> **Requirement**
Extract every line of the material that holds the string "Medina".

> **Raw records**
--
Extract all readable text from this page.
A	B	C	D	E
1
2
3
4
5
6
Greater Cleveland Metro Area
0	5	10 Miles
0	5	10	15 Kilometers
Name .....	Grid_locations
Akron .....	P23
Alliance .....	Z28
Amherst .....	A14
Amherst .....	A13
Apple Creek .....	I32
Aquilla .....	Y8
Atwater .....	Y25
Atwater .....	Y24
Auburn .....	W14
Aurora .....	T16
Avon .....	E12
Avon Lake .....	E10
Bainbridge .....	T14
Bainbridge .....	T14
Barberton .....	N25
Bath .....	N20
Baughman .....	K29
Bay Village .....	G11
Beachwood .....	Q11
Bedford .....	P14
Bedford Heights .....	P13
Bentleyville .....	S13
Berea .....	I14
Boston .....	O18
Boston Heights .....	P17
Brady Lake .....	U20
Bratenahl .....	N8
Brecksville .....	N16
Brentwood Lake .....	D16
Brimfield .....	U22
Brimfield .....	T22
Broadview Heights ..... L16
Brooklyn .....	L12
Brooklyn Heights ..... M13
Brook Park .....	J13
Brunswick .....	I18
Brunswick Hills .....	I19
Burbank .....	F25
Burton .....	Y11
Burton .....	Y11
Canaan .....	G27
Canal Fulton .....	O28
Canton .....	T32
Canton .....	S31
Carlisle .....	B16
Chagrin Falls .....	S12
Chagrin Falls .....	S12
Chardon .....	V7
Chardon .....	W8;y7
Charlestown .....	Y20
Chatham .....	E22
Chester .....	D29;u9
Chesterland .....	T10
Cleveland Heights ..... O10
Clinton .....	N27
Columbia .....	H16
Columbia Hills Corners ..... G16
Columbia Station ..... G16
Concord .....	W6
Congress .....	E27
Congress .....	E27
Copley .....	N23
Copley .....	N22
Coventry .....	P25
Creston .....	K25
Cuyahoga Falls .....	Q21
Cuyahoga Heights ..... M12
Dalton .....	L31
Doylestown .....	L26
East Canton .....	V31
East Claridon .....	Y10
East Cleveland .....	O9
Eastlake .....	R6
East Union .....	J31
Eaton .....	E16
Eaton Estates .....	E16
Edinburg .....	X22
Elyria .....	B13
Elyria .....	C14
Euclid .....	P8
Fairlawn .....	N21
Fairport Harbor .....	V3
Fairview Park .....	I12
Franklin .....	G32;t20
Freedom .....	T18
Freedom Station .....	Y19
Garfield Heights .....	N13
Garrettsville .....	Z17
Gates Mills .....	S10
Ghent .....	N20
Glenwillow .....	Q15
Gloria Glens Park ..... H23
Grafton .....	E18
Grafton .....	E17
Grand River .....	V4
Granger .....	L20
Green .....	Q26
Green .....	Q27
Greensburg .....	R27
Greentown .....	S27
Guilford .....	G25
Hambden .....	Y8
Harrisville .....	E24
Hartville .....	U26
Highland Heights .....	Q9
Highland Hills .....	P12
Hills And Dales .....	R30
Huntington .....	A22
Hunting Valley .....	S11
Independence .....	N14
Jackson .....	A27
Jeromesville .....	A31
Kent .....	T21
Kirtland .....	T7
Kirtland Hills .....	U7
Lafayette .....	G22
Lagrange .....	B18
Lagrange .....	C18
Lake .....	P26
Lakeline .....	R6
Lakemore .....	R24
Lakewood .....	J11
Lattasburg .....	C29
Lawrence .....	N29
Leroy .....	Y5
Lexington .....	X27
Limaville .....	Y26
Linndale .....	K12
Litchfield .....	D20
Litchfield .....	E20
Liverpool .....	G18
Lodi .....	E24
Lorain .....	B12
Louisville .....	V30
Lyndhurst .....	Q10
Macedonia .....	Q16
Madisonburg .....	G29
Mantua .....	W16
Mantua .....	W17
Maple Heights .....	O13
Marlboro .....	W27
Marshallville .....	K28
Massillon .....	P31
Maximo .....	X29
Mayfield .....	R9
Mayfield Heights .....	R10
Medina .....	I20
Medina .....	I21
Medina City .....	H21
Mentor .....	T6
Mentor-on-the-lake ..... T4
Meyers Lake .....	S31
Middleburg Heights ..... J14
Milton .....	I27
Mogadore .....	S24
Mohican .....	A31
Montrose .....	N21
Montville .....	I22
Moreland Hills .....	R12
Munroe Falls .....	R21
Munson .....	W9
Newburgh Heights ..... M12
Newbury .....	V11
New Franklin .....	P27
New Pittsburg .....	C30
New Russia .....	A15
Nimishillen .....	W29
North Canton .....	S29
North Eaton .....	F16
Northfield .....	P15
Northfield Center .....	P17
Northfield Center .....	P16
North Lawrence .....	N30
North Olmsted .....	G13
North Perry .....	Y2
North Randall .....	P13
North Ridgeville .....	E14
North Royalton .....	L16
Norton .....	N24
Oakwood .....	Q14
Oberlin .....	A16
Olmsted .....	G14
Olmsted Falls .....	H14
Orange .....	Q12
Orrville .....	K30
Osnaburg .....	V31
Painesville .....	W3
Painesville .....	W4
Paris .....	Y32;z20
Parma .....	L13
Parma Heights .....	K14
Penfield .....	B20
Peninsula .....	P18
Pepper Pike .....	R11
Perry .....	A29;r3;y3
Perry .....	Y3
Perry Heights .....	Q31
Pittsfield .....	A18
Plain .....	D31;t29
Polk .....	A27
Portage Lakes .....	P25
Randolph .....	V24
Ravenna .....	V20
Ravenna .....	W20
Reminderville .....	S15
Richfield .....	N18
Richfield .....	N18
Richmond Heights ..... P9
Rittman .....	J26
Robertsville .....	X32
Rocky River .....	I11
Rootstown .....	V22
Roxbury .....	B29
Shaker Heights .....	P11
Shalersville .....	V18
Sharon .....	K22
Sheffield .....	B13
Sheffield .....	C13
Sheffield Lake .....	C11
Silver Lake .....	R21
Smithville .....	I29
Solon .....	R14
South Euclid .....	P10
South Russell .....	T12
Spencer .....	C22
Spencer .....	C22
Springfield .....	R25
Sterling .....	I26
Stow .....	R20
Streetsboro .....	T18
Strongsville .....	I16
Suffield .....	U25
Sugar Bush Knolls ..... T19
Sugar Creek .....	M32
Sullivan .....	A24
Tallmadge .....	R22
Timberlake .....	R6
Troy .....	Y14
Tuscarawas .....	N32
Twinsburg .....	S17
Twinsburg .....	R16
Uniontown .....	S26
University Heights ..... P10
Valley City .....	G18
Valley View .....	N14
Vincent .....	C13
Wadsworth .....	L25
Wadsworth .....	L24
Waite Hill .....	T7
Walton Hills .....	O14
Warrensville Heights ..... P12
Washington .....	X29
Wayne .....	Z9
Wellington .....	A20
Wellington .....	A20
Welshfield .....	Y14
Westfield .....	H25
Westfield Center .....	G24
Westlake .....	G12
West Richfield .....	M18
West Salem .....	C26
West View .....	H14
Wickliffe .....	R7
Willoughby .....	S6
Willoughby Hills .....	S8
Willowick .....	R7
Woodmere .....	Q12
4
--
> **Task solution**
Medina .....	I20
Medina .....	I21
Medina City .....	H21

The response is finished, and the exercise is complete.